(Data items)
----
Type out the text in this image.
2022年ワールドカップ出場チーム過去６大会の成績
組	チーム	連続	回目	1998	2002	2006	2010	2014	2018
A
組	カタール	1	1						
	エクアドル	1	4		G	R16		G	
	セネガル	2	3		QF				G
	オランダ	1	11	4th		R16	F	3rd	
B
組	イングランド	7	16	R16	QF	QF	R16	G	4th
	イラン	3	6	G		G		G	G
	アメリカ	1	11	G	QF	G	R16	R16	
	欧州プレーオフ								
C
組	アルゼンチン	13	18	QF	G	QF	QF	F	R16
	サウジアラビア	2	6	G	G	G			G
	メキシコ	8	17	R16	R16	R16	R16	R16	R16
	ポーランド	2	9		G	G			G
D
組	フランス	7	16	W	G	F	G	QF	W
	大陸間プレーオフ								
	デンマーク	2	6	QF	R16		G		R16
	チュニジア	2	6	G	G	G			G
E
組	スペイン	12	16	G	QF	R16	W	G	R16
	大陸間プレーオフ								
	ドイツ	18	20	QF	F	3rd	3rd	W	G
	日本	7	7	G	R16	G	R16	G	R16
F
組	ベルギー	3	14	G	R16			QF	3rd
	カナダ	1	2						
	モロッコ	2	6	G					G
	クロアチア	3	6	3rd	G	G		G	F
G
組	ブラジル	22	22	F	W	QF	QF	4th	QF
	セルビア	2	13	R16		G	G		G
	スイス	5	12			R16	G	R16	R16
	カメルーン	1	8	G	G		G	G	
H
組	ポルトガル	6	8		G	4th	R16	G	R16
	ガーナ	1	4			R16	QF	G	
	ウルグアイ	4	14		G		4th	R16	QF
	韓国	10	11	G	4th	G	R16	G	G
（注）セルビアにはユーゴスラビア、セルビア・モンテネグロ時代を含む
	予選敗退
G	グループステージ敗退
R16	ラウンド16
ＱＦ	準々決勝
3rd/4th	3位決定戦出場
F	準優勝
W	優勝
----
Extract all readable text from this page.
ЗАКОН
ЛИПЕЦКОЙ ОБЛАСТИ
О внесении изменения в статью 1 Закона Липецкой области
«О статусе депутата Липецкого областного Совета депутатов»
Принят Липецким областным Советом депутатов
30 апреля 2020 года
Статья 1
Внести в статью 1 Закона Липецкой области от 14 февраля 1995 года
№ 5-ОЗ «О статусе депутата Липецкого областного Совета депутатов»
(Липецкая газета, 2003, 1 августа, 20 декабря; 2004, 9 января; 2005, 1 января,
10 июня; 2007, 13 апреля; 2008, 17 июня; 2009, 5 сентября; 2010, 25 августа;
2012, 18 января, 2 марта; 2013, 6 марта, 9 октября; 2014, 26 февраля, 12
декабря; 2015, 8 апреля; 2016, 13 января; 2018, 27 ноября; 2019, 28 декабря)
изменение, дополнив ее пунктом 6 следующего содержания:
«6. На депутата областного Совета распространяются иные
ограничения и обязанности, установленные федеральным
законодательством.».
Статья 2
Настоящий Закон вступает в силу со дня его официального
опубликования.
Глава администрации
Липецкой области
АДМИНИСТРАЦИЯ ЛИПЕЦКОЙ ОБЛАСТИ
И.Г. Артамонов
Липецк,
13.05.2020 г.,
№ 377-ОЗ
----
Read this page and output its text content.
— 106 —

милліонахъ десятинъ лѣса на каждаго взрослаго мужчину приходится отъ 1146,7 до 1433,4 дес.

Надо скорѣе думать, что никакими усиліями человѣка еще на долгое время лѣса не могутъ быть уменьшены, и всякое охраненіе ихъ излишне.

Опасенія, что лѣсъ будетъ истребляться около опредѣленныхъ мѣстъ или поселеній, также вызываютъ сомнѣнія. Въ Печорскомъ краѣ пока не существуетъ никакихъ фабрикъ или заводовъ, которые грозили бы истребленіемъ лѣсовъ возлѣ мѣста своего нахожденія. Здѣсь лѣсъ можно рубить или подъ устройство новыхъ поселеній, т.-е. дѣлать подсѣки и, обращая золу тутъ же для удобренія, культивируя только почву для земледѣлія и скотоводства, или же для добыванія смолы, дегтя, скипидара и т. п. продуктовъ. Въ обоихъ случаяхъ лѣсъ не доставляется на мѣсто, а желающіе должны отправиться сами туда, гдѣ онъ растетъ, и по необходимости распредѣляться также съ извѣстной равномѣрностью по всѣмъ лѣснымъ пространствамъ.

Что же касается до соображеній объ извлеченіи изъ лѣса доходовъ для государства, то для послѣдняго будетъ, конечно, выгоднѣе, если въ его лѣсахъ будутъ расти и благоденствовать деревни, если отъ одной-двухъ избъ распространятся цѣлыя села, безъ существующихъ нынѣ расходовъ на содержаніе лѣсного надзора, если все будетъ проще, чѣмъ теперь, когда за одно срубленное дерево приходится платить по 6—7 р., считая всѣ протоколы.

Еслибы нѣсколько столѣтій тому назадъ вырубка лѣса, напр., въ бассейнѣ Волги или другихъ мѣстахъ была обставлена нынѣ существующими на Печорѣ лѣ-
----
From the listing above, collect each line in which the string "Липецкого" appears.

«О статусе депутата Липецкого областного Совета депутатов»
№ 5-ОЗ «О статусе депутата Липецкого областного Совета депутатов»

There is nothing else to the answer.